> Written task:
Omit all images. Transcribe the rest of the material below exactly.
+++ Data listing +++
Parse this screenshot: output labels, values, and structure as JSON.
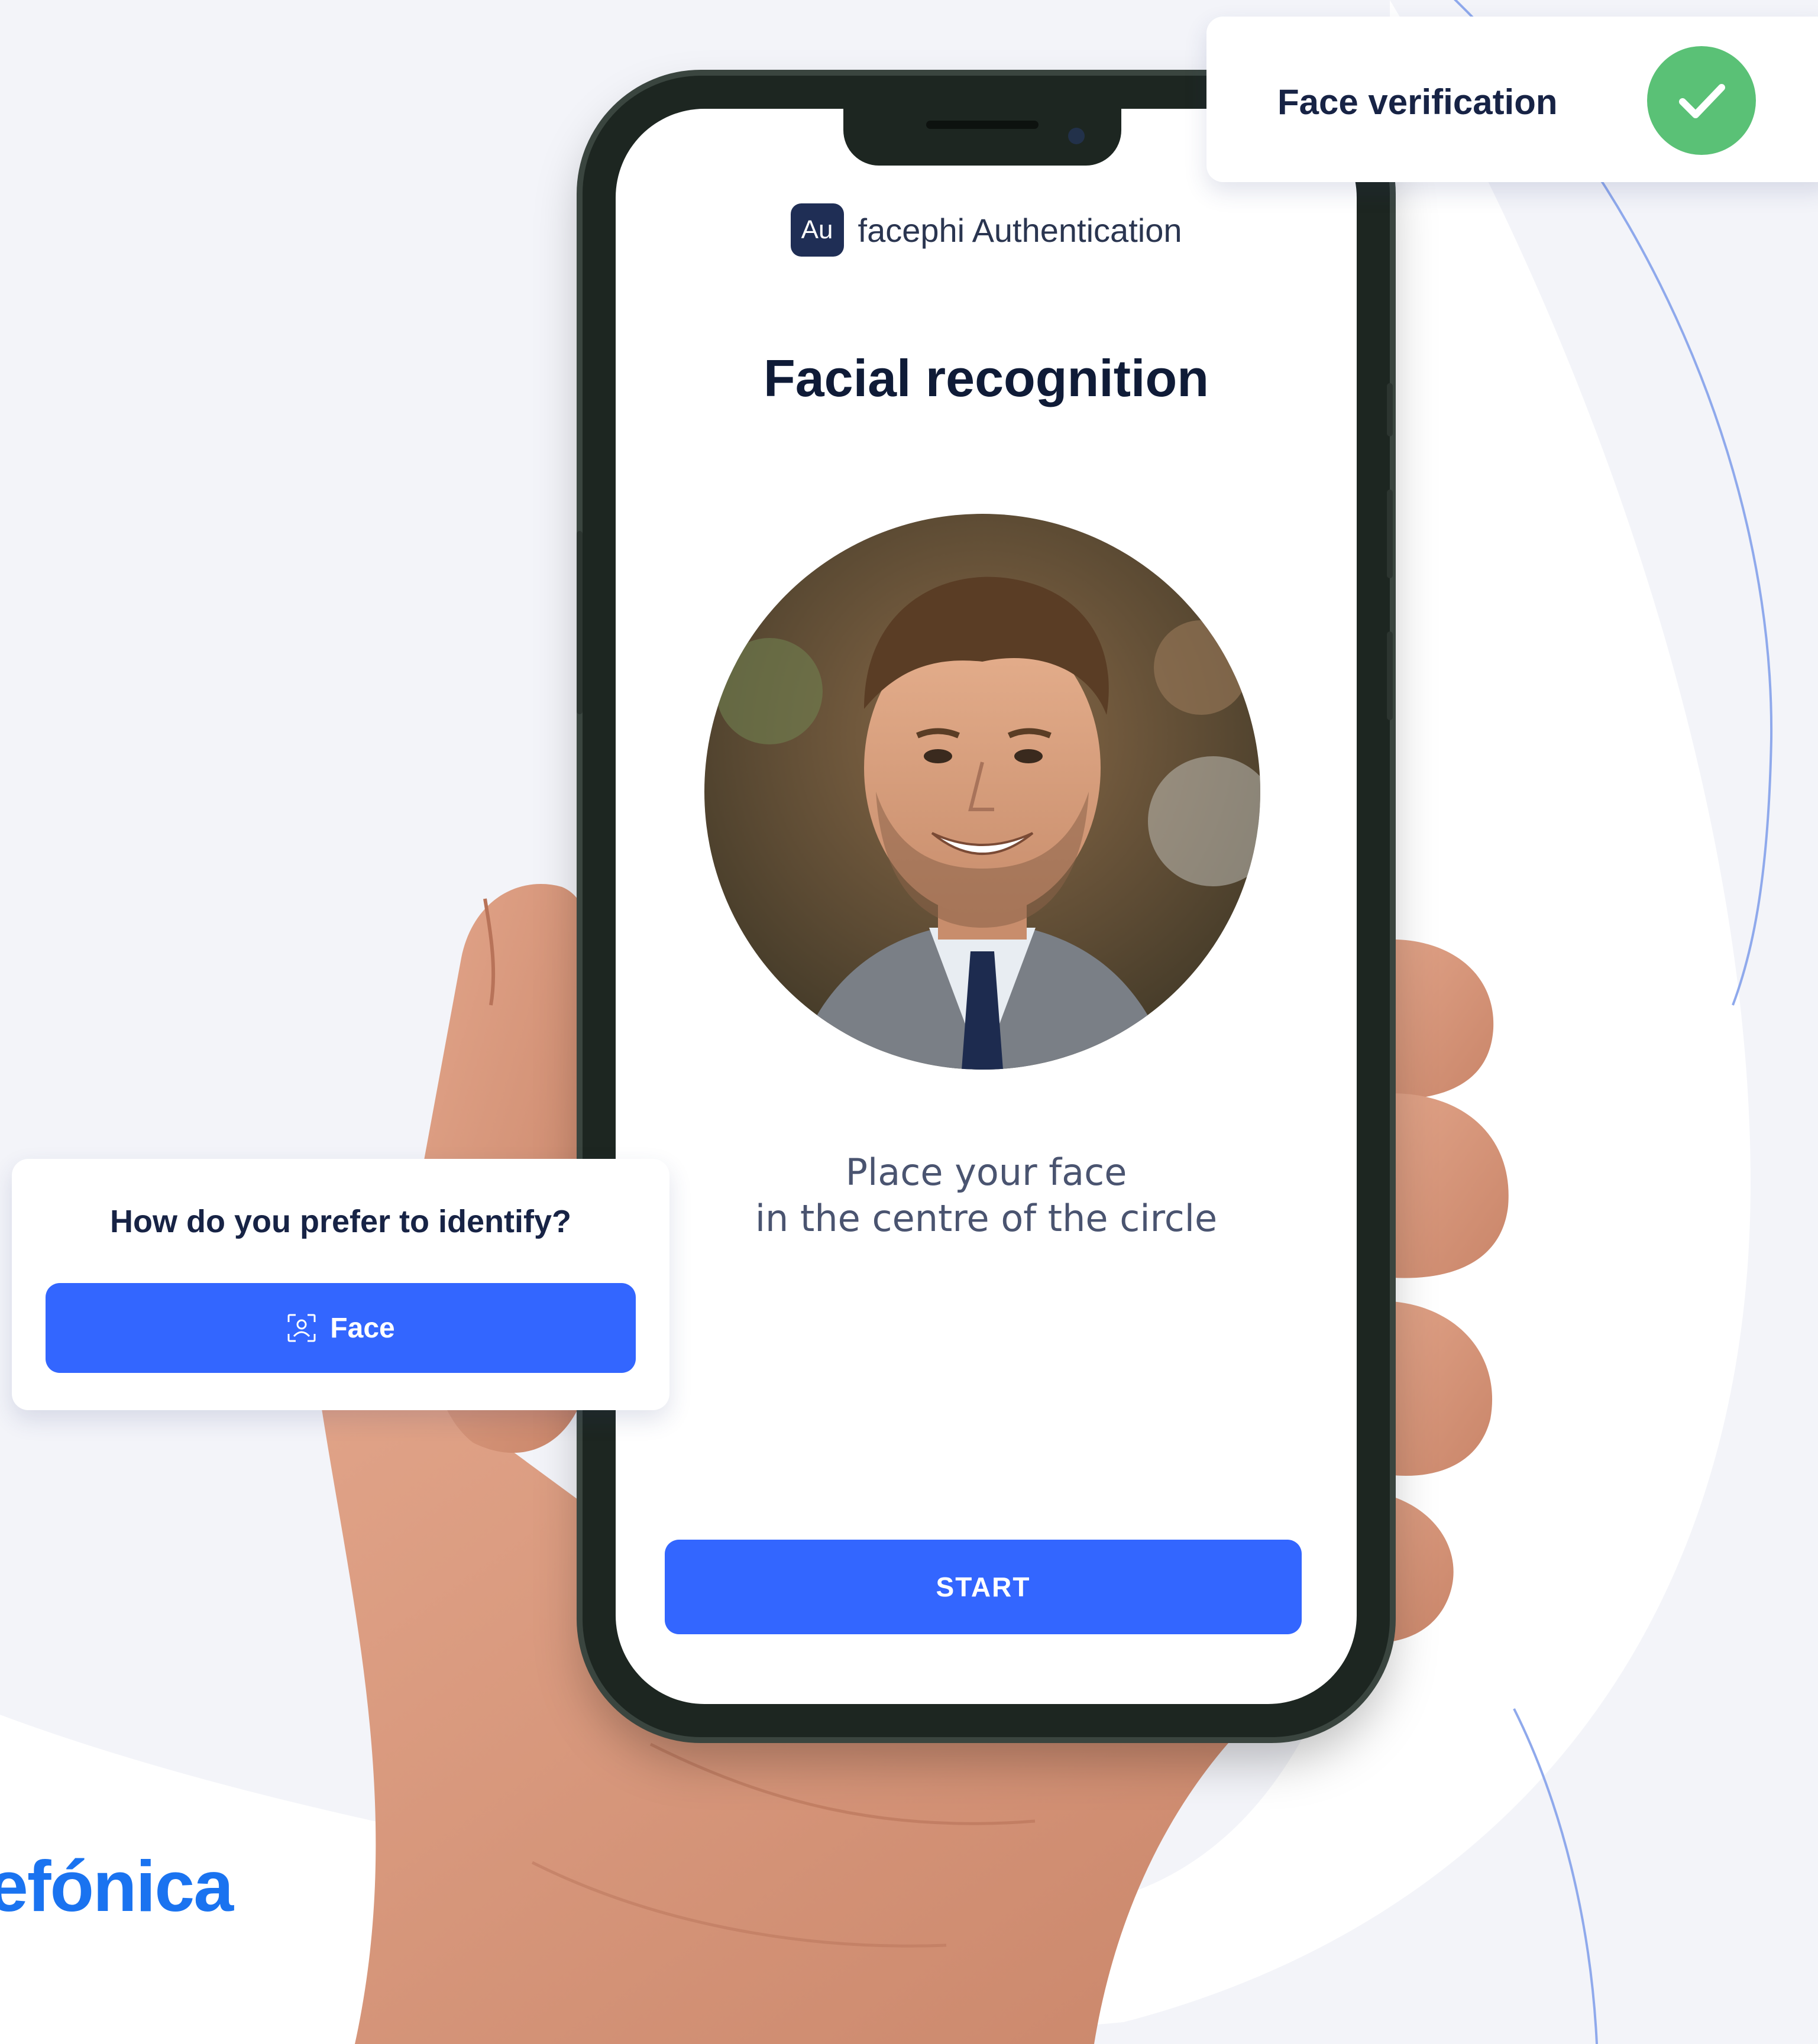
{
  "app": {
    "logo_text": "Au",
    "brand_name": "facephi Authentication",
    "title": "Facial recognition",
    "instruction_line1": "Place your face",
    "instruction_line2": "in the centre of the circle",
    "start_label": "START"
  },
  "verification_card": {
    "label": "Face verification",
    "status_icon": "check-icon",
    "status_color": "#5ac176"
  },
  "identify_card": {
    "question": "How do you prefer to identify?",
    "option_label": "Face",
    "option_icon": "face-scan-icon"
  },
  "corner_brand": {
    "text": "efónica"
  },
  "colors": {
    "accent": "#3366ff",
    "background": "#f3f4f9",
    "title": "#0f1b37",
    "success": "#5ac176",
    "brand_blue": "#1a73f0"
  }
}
+++
> The response:
Parse this screenshot: output labels, values, and structure as JSON.
{
  "app": {
    "logo_text": "Au",
    "brand_name": "facephi Authentication",
    "title": "Facial recognition",
    "instruction_line1": "Place your face",
    "instruction_line2": "in the centre of the circle",
    "start_label": "START"
  },
  "verification_card": {
    "label": "Face verification",
    "status_icon": "check-icon",
    "status_color": "#5ac176"
  },
  "identify_card": {
    "question": "How do you prefer to identify?",
    "option_label": "Face",
    "option_icon": "face-scan-icon"
  },
  "corner_brand": {
    "text": "efónica"
  },
  "colors": {
    "accent": "#3366ff",
    "background": "#f3f4f9",
    "title": "#0f1b37",
    "success": "#5ac176",
    "brand_blue": "#1a73f0"
  }
}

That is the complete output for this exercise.